**OBJECTIVE**
Copy out the whole listing exactly as written, leaving the pictures behind.

**MATERIAL FOR THIS TASK**
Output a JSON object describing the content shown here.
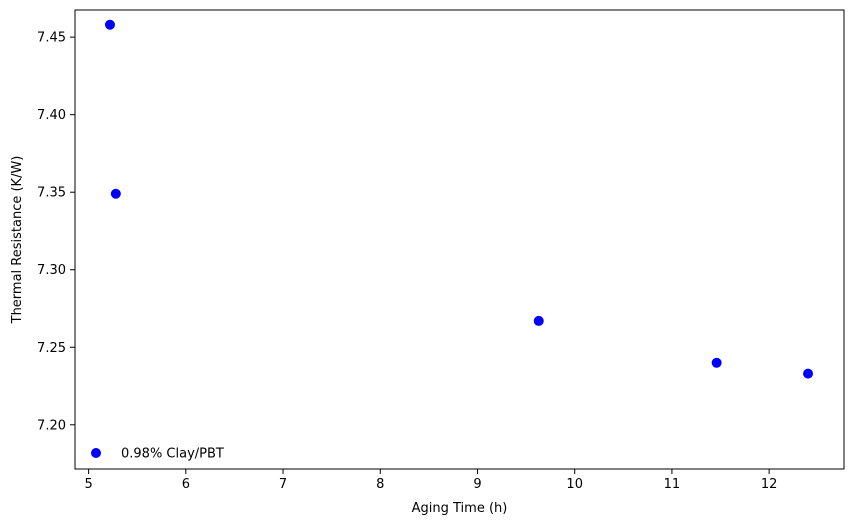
{
  "chart_data": {
    "type": "scatter",
    "title": "",
    "xlabel": "Aging Time (h)",
    "ylabel": "Thermal Resistance (K/W)",
    "xlim": [
      4.86,
      12.77
    ],
    "ylim": [
      7.1715,
      7.4675
    ],
    "xticks": [
      5,
      6,
      7,
      8,
      9,
      10,
      11,
      12
    ],
    "yticks": [
      7.2,
      7.25,
      7.3,
      7.35,
      7.4,
      7.45
    ],
    "xtick_labels": [
      "5",
      "6",
      "7",
      "8",
      "9",
      "10",
      "11",
      "12"
    ],
    "ytick_labels": [
      "7.20",
      "7.25",
      "7.30",
      "7.35",
      "7.40",
      "7.45"
    ],
    "grid": false,
    "legend_position": "lower-left",
    "series": [
      {
        "name": "0.98% Clay/PBT",
        "color": "#0000ff",
        "points": [
          {
            "x": 5.22,
            "y": 7.458
          },
          {
            "x": 5.28,
            "y": 7.349
          },
          {
            "x": 9.63,
            "y": 7.267
          },
          {
            "x": 11.46,
            "y": 7.24
          },
          {
            "x": 12.4,
            "y": 7.233
          }
        ]
      }
    ]
  }
}
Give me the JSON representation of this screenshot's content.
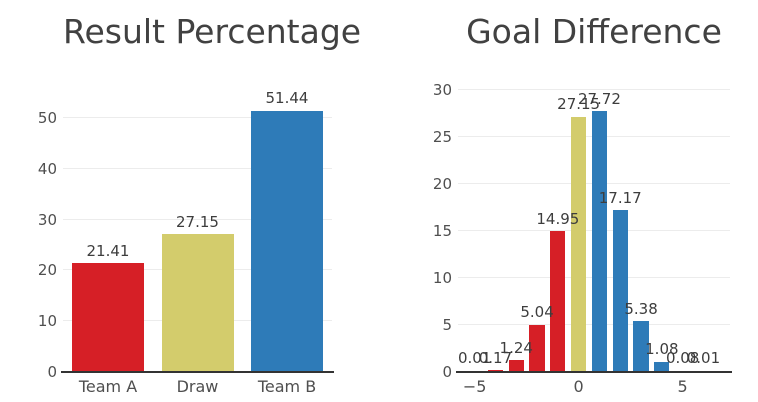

**SOLUTION TO THIS EXERCISE**
Output a JSON object describing the content shown here.
{
  "chart_data": {
    "type": "scatter",
    "title": "",
    "xlabel": "Aging Time (h)",
    "ylabel": "Thermal Resistance (K/W)",
    "xlim": [
      4.86,
      12.77
    ],
    "ylim": [
      7.1715,
      7.4675
    ],
    "xticks": [
      5,
      6,
      7,
      8,
      9,
      10,
      11,
      12
    ],
    "yticks": [
      7.2,
      7.25,
      7.3,
      7.35,
      7.4,
      7.45
    ],
    "xtick_labels": [
      "5",
      "6",
      "7",
      "8",
      "9",
      "10",
      "11",
      "12"
    ],
    "ytick_labels": [
      "7.20",
      "7.25",
      "7.30",
      "7.35",
      "7.40",
      "7.45"
    ],
    "grid": false,
    "legend_position": "lower-left",
    "series": [
      {
        "name": "0.98% Clay/PBT",
        "color": "#0000ff",
        "points": [
          {
            "x": 5.22,
            "y": 7.458
          },
          {
            "x": 5.28,
            "y": 7.349
          },
          {
            "x": 9.63,
            "y": 7.267
          },
          {
            "x": 11.46,
            "y": 7.24
          },
          {
            "x": 12.4,
            "y": 7.233
          }
        ]
      }
    ]
  }
}
Give me the JSON representation of this screenshot's content.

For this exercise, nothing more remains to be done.